**WHAT THIS TASK INVOLVES**
Locate the word "organization" in the entries below, then gather every line that holds it.

● ● ● ● ● ● ●

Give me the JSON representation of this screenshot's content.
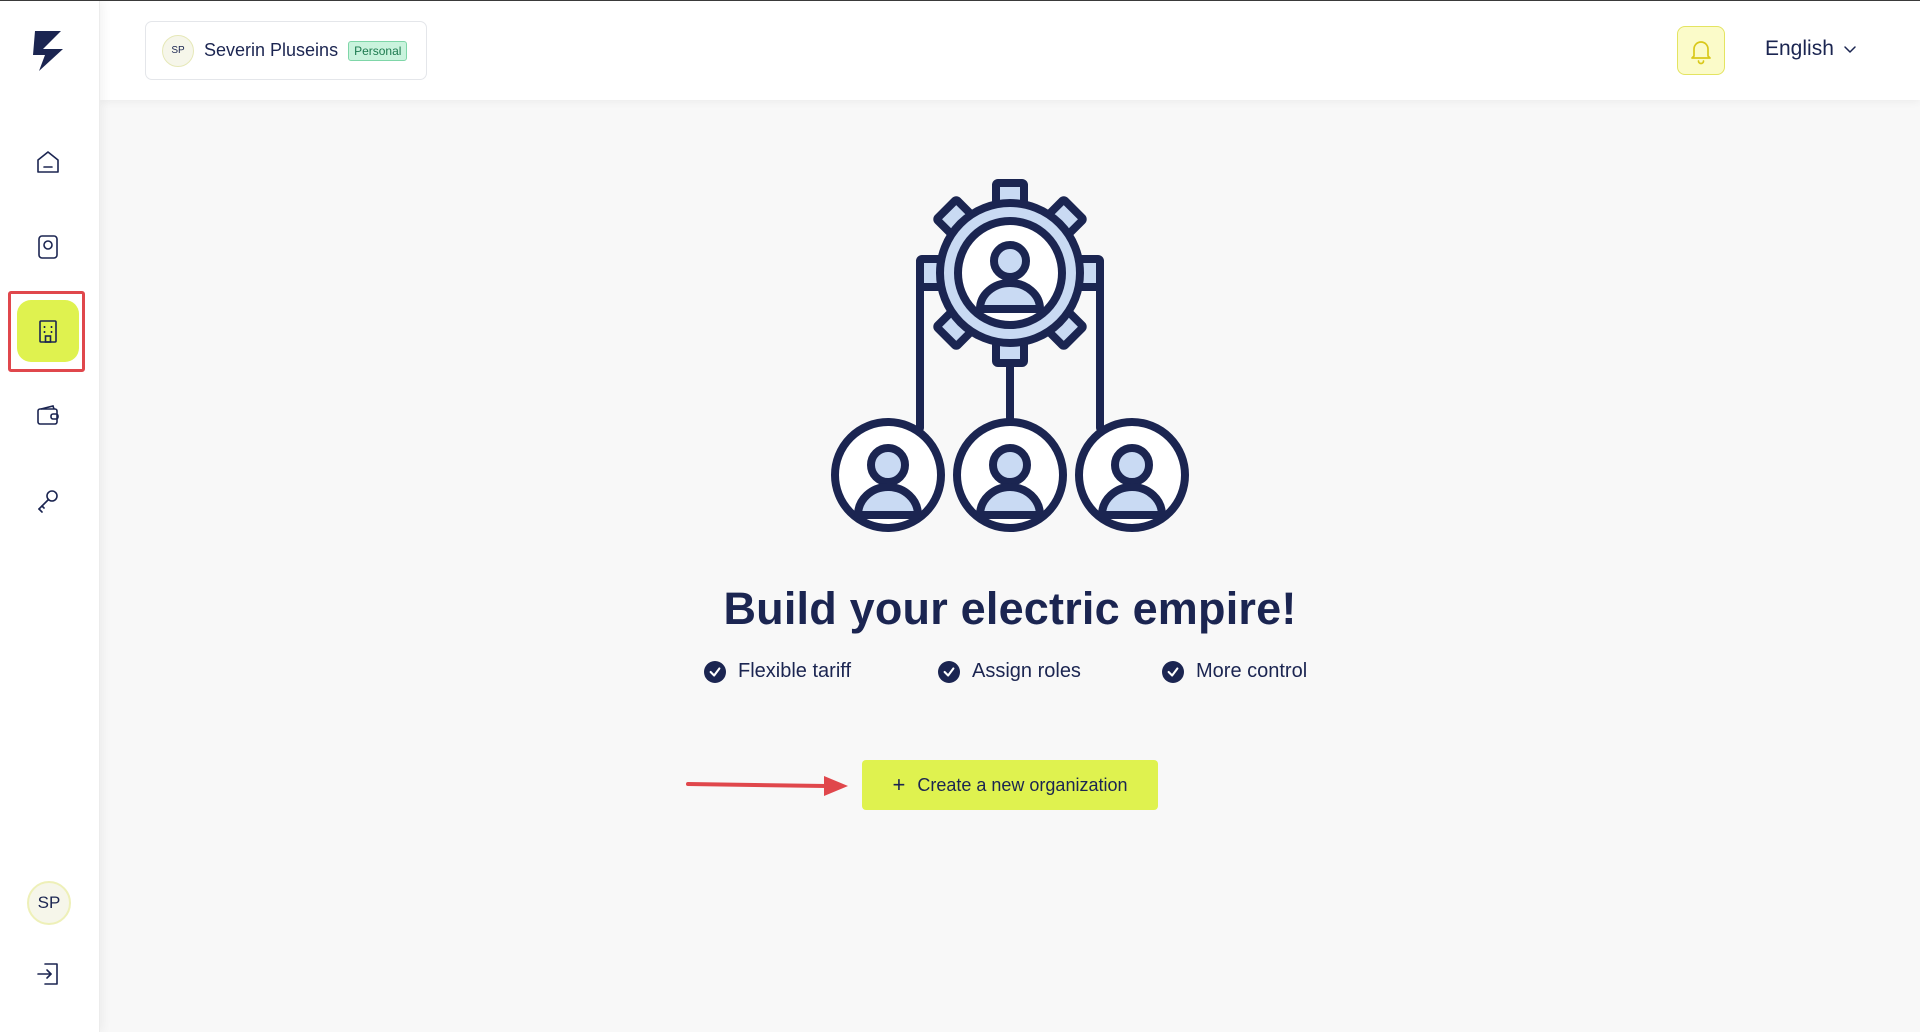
{
  "header": {
    "account": {
      "initials": "SP",
      "name": "Severin Pluseins",
      "badge": "Personal"
    },
    "language": {
      "selected": "English"
    }
  },
  "sidebar": {
    "items": [
      {
        "icon": "home-icon"
      },
      {
        "icon": "charger-icon"
      },
      {
        "icon": "building-icon",
        "active": true
      },
      {
        "icon": "wallet-icon"
      },
      {
        "icon": "key-icon"
      }
    ],
    "user_initials": "SP",
    "logout_icon": "logout-icon"
  },
  "main": {
    "illustration_icon": "organization-gear-icon",
    "title": "Build your electric empire!",
    "features": [
      {
        "label": "Flexible tariff"
      },
      {
        "label": "Assign roles"
      },
      {
        "label": "More control"
      }
    ],
    "create_button": {
      "icon": "plus",
      "label": "Create a new organization"
    }
  },
  "colors": {
    "accent": "#dff24f",
    "navy": "#1b2551",
    "illustration_fill": "#c9daf3",
    "highlight_red": "#e0474c"
  }
}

● ● ● ● ● ● ●

**OUTPUT FOR THIS TASK**
    "illustration_icon": "organization-gear-icon",
      "label": "Create a new organization"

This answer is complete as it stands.